Entries from a dataset
-------

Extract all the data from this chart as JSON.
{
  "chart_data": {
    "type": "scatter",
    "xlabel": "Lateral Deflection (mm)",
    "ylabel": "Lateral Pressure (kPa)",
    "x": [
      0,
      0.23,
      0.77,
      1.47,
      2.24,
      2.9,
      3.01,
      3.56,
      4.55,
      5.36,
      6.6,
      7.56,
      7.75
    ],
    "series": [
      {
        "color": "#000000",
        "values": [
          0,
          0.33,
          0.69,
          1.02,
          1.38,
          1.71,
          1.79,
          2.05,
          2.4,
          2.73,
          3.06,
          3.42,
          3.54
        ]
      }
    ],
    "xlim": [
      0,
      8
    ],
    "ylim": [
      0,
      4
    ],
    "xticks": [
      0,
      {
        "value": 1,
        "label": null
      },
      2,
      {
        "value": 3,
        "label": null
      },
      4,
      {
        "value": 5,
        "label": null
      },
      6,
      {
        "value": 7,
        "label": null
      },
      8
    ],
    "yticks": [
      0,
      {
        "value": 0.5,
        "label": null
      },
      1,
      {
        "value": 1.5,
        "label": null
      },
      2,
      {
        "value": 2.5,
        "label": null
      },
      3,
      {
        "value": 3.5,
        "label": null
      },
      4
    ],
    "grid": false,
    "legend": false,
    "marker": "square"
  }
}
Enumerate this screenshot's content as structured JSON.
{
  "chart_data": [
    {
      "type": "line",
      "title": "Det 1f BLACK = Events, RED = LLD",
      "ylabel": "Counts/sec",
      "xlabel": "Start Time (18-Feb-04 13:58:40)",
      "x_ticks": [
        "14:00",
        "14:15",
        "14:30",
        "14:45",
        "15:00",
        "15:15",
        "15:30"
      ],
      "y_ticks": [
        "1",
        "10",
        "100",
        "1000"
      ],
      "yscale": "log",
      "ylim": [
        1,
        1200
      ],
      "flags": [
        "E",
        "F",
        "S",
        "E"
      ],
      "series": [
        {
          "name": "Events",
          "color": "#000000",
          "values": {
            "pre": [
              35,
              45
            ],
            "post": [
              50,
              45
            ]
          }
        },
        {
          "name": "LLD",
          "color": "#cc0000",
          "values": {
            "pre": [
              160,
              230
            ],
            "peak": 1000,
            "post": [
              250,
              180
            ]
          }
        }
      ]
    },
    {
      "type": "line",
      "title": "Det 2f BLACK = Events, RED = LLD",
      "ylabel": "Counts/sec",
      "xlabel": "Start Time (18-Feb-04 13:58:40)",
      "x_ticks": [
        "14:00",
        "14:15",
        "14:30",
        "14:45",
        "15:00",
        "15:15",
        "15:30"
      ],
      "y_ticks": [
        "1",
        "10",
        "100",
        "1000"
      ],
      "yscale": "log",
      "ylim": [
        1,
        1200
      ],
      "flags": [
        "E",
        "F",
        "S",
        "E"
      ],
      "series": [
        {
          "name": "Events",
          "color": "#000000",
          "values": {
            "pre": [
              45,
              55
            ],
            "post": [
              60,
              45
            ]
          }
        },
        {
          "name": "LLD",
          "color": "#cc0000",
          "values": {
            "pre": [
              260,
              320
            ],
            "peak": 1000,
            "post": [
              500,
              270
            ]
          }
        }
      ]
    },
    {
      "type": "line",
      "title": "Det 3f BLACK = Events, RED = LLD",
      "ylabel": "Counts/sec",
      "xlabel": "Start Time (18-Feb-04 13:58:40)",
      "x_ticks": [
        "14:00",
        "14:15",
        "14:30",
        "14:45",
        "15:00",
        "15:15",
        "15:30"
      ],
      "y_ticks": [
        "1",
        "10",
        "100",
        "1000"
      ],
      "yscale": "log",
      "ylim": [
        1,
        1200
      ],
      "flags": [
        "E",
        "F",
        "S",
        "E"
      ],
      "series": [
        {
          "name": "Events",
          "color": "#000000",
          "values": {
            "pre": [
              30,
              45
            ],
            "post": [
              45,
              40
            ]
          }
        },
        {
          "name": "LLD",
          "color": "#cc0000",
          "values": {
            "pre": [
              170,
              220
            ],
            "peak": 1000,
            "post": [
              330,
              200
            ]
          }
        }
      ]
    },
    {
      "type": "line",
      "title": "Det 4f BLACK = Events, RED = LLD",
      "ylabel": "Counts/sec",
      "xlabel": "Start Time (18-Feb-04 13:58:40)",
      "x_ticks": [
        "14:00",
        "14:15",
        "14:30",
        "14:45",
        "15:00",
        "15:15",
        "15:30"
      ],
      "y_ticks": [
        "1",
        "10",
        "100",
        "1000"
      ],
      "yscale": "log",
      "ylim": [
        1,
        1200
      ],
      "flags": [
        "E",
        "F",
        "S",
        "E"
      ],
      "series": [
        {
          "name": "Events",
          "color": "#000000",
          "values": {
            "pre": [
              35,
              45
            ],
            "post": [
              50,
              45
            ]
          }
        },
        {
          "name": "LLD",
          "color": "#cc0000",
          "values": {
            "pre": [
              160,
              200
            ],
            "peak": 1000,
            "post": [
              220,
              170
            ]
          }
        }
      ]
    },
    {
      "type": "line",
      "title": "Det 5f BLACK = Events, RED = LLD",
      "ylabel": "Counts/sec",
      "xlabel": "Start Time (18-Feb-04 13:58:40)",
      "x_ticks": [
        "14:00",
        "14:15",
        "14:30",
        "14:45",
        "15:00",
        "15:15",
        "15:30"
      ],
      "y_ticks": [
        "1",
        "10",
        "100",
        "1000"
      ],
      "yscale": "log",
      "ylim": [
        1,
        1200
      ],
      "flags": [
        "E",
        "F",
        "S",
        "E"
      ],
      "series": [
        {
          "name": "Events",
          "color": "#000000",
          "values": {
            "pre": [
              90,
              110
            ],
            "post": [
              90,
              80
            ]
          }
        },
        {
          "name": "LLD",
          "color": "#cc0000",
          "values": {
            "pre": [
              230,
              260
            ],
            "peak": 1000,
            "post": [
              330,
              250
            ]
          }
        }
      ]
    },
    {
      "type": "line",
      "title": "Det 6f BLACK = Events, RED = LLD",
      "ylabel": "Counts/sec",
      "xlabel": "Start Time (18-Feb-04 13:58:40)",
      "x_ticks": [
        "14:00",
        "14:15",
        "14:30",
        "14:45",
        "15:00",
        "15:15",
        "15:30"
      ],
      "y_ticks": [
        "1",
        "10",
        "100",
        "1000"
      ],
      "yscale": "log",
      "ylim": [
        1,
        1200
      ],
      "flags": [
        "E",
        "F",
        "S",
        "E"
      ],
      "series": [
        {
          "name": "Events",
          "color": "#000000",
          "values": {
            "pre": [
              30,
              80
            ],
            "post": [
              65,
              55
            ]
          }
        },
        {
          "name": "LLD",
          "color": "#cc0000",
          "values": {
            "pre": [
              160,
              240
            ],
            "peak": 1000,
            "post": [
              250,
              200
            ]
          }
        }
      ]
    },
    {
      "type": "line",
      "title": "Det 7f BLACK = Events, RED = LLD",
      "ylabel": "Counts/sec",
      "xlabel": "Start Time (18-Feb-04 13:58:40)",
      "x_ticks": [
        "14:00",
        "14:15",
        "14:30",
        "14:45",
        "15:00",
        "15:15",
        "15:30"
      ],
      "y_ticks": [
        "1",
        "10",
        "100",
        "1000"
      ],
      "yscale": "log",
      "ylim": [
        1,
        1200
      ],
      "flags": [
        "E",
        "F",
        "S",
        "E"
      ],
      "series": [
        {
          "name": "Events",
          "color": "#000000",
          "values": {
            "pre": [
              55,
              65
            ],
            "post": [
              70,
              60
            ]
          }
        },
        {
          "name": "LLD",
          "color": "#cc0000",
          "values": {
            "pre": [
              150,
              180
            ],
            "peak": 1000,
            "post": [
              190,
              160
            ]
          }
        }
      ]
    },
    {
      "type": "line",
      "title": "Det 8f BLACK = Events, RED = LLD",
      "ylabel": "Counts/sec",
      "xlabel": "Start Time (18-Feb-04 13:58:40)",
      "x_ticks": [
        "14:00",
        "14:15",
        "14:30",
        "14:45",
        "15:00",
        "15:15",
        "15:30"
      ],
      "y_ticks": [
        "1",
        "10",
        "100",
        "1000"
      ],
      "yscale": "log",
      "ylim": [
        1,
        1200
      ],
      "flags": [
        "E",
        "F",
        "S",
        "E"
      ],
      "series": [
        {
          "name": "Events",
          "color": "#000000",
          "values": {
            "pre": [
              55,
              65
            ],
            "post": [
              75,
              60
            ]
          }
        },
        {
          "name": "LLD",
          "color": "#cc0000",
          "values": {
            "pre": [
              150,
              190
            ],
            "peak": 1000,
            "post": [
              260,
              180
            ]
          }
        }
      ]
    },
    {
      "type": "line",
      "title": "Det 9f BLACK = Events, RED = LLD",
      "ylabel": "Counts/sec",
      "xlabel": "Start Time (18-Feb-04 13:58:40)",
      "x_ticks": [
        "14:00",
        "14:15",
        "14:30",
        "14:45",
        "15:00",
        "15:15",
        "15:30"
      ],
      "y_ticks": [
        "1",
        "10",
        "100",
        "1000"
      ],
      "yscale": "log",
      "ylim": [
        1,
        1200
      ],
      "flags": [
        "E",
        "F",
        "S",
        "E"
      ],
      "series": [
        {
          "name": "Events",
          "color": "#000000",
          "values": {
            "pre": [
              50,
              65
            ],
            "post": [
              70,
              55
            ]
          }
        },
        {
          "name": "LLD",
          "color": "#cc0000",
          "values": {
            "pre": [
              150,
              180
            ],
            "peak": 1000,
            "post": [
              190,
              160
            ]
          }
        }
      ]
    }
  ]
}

-------

Identify each line holding the string "this", and copy it out.

■ TASK OUTPUT:
Extract all the data from this chart as JSON.
Enumerate this screenshot's content as structured JSON.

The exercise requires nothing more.